▶ Your task
Copy every line of the data exactly, leaving nothing out.
Begin Data listing
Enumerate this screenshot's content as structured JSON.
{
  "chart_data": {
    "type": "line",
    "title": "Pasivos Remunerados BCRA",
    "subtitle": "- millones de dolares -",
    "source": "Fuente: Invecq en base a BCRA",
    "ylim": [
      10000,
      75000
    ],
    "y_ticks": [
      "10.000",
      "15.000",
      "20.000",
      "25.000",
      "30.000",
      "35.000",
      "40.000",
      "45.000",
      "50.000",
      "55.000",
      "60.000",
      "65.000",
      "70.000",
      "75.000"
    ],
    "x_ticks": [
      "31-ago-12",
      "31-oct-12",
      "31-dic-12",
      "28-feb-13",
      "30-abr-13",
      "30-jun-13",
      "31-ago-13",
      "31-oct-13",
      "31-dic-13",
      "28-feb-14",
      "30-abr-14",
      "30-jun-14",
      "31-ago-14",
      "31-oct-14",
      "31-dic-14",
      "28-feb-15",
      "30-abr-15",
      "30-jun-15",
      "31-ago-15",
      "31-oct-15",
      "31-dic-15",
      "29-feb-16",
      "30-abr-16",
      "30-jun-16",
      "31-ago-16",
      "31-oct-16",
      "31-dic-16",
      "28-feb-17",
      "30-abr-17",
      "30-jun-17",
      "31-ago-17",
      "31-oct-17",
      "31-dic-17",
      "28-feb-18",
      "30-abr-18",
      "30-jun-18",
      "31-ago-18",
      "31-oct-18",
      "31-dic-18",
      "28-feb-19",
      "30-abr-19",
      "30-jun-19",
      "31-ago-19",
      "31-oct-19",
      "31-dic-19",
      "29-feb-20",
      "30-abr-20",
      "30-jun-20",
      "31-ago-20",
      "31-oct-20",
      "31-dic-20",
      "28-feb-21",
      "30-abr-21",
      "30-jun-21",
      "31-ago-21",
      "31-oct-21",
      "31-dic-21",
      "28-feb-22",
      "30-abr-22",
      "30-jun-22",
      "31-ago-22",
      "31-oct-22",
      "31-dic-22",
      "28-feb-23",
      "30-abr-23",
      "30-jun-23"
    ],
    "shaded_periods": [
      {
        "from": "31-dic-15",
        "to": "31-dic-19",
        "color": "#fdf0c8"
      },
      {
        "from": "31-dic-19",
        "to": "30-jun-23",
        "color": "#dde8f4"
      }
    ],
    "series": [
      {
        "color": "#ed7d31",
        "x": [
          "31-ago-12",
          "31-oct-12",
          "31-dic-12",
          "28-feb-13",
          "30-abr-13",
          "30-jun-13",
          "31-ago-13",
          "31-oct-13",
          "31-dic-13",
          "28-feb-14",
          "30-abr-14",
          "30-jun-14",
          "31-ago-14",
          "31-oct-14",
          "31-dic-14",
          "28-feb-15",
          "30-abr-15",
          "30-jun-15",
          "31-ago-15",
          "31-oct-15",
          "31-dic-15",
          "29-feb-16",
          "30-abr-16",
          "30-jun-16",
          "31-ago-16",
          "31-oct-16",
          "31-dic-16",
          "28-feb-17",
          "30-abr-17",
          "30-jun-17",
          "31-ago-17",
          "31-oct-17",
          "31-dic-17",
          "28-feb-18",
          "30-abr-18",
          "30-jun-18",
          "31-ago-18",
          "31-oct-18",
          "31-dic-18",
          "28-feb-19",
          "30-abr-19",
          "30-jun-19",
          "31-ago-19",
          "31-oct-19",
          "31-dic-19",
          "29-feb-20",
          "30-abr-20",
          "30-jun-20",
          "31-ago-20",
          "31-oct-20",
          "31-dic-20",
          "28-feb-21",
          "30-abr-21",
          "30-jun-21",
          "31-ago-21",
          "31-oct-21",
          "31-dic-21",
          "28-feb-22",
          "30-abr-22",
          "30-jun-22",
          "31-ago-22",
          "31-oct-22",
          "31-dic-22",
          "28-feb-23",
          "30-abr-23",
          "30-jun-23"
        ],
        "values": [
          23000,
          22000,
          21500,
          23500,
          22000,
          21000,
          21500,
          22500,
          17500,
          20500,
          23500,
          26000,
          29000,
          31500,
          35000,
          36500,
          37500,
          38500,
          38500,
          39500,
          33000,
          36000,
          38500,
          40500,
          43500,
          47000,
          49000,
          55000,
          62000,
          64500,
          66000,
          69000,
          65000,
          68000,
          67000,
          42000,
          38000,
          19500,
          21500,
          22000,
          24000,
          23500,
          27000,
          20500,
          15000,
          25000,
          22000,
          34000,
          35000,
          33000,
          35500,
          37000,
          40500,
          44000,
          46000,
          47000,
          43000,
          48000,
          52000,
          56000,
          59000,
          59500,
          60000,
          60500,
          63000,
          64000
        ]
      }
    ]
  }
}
End Data listing
▶ The solution
Enumerate this screenshot's content as structured JSON.
{
  "chart_data": {
    "type": "line",
    "title": "Pasivos Remunerados BCRA",
    "subtitle": "- millones de dolares -",
    "source": "Fuente: Invecq en base a BCRA",
    "ylim": [
      10000,
      75000
    ],
    "y_ticks": [
      "10.000",
      "15.000",
      "20.000",
      "25.000",
      "30.000",
      "35.000",
      "40.000",
      "45.000",
      "50.000",
      "55.000",
      "60.000",
      "65.000",
      "70.000",
      "75.000"
    ],
    "x_ticks": [
      "31-ago-12",
      "31-oct-12",
      "31-dic-12",
      "28-feb-13",
      "30-abr-13",
      "30-jun-13",
      "31-ago-13",
      "31-oct-13",
      "31-dic-13",
      "28-feb-14",
      "30-abr-14",
      "30-jun-14",
      "31-ago-14",
      "31-oct-14",
      "31-dic-14",
      "28-feb-15",
      "30-abr-15",
      "30-jun-15",
      "31-ago-15",
      "31-oct-15",
      "31-dic-15",
      "29-feb-16",
      "30-abr-16",
      "30-jun-16",
      "31-ago-16",
      "31-oct-16",
      "31-dic-16",
      "28-feb-17",
      "30-abr-17",
      "30-jun-17",
      "31-ago-17",
      "31-oct-17",
      "31-dic-17",
      "28-feb-18",
      "30-abr-18",
      "30-jun-18",
      "31-ago-18",
      "31-oct-18",
      "31-dic-18",
      "28-feb-19",
      "30-abr-19",
      "30-jun-19",
      "31-ago-19",
      "31-oct-19",
      "31-dic-19",
      "29-feb-20",
      "30-abr-20",
      "30-jun-20",
      "31-ago-20",
      "31-oct-20",
      "31-dic-20",
      "28-feb-21",
      "30-abr-21",
      "30-jun-21",
      "31-ago-21",
      "31-oct-21",
      "31-dic-21",
      "28-feb-22",
      "30-abr-22",
      "30-jun-22",
      "31-ago-22",
      "31-oct-22",
      "31-dic-22",
      "28-feb-23",
      "30-abr-23",
      "30-jun-23"
    ],
    "shaded_periods": [
      {
        "from": "31-dic-15",
        "to": "31-dic-19",
        "color": "#fdf0c8"
      },
      {
        "from": "31-dic-19",
        "to": "30-jun-23",
        "color": "#dde8f4"
      }
    ],
    "series": [
      {
        "color": "#ed7d31",
        "x": [
          "31-ago-12",
          "31-oct-12",
          "31-dic-12",
          "28-feb-13",
          "30-abr-13",
          "30-jun-13",
          "31-ago-13",
          "31-oct-13",
          "31-dic-13",
          "28-feb-14",
          "30-abr-14",
          "30-jun-14",
          "31-ago-14",
          "31-oct-14",
          "31-dic-14",
          "28-feb-15",
          "30-abr-15",
          "30-jun-15",
          "31-ago-15",
          "31-oct-15",
          "31-dic-15",
          "29-feb-16",
          "30-abr-16",
          "30-jun-16",
          "31-ago-16",
          "31-oct-16",
          "31-dic-16",
          "28-feb-17",
          "30-abr-17",
          "30-jun-17",
          "31-ago-17",
          "31-oct-17",
          "31-dic-17",
          "28-feb-18",
          "30-abr-18",
          "30-jun-18",
          "31-ago-18",
          "31-oct-18",
          "31-dic-18",
          "28-feb-19",
          "30-abr-19",
          "30-jun-19",
          "31-ago-19",
          "31-oct-19",
          "31-dic-19",
          "29-feb-20",
          "30-abr-20",
          "30-jun-20",
          "31-ago-20",
          "31-oct-20",
          "31-dic-20",
          "28-feb-21",
          "30-abr-21",
          "30-jun-21",
          "31-ago-21",
          "31-oct-21",
          "31-dic-21",
          "28-feb-22",
          "30-abr-22",
          "30-jun-22",
          "31-ago-22",
          "31-oct-22",
          "31-dic-22",
          "28-feb-23",
          "30-abr-23",
          "30-jun-23"
        ],
        "values": [
          23000,
          22000,
          21500,
          23500,
          22000,
          21000,
          21500,
          22500,
          17500,
          20500,
          23500,
          26000,
          29000,
          31500,
          35000,
          36500,
          37500,
          38500,
          38500,
          39500,
          33000,
          36000,
          38500,
          40500,
          43500,
          47000,
          49000,
          55000,
          62000,
          64500,
          66000,
          69000,
          65000,
          68000,
          67000,
          42000,
          38000,
          19500,
          21500,
          22000,
          24000,
          23500,
          27000,
          20500,
          15000,
          25000,
          22000,
          34000,
          35000,
          33000,
          35500,
          37000,
          40500,
          44000,
          46000,
          47000,
          43000,
          48000,
          52000,
          56000,
          59000,
          59500,
          60000,
          60500,
          63000,
          64000
        ]
      }
    ]
  }
}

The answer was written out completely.